WHAT TO WORK ON:
Your task is to transcribe all of the data below exactly, omitting the images.

___

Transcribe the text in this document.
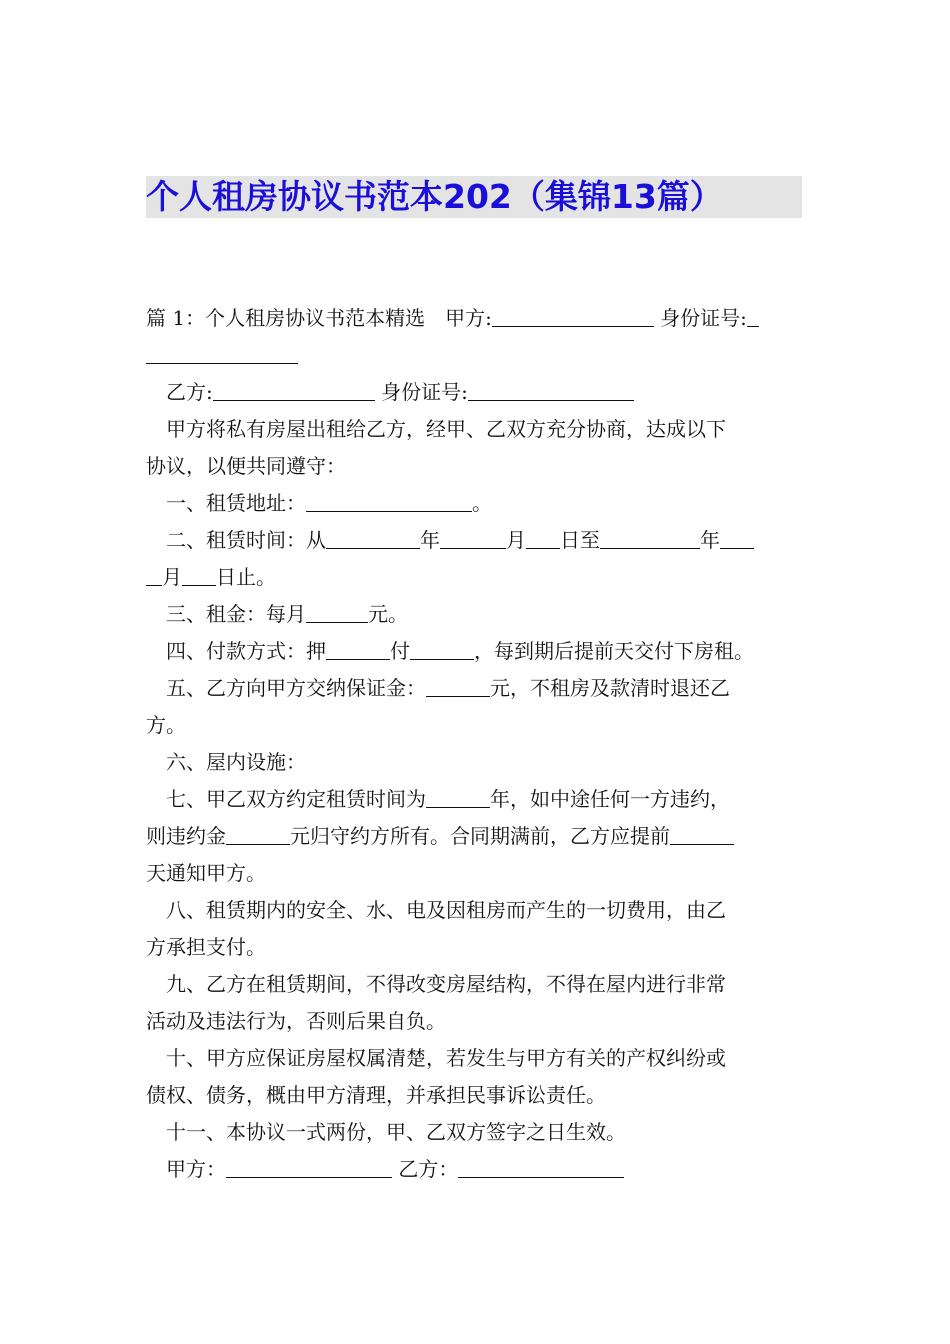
个人租房协议书范本202（集锦13篇）
篇 1：个人租房协议书范本精选　甲方:	身份证号:
乙方:	身份证号:
甲方将私有房屋出租给乙方，经甲、乙双方充分协商，达成以下
协议，以便共同遵守：
一、租赁地址：	。
二、租赁时间：从	年	月 日至	年
月 日止。
三、租金：每月	元。
四、付款方式：押	付	，每到期后提前天交付下房租。
五、乙方向甲方交纳保证金：	元，不租房及款清时退还乙
方。
六、屋内设施：
七、甲乙双方约定租赁时间为	年，如中途任何一方违约，
则违约金	元归守约方所有。合同期满前，乙方应提前
天通知甲方。
八、租赁期内的安全、水、电及因租房而产生的一切费用，由乙
方承担支付。
九、乙方在租赁期间，不得改变房屋结构，不得在屋内进行非常
活动及违法行为，否则后果自负。
十、甲方应保证房屋权属清楚，若发生与甲方有关的产权纠纷或
债权、债务，概由甲方清理，并承担民事诉讼责任。
十一、本协议一式两份，甲、乙双方签字之日生效。
甲方：	乙方：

___

TASK ANSWER:
Transcribe the text in this document.
个人租房协议书范本202（集锦13篇）
篇 1：个人租房协议书范本精选　甲方:	身份证号:
乙方:	身份证号:
甲方将私有房屋出租给乙方，经甲、乙双方充分协商，达成以下
协议，以便共同遵守：
一、租赁地址：	。
二、租赁时间：从	年	月 日至	年
月 日止。
三、租金：每月	元。
四、付款方式：押	付	，每到期后提前天交付下房租。
五、乙方向甲方交纳保证金：	元，不租房及款清时退还乙
方。
六、屋内设施：
七、甲乙双方约定租赁时间为	年，如中途任何一方违约，
则违约金	元归守约方所有。合同期满前，乙方应提前
天通知甲方。
八、租赁期内的安全、水、电及因租房而产生的一切费用，由乙
方承担支付。
九、乙方在租赁期间，不得改变房屋结构，不得在屋内进行非常
活动及违法行为，否则后果自负。
十、甲方应保证房屋权属清楚，若发生与甲方有关的产权纠纷或
债权、债务，概由甲方清理，并承担民事诉讼责任。
十一、本协议一式两份，甲、乙双方签字之日生效。
甲方：	乙方：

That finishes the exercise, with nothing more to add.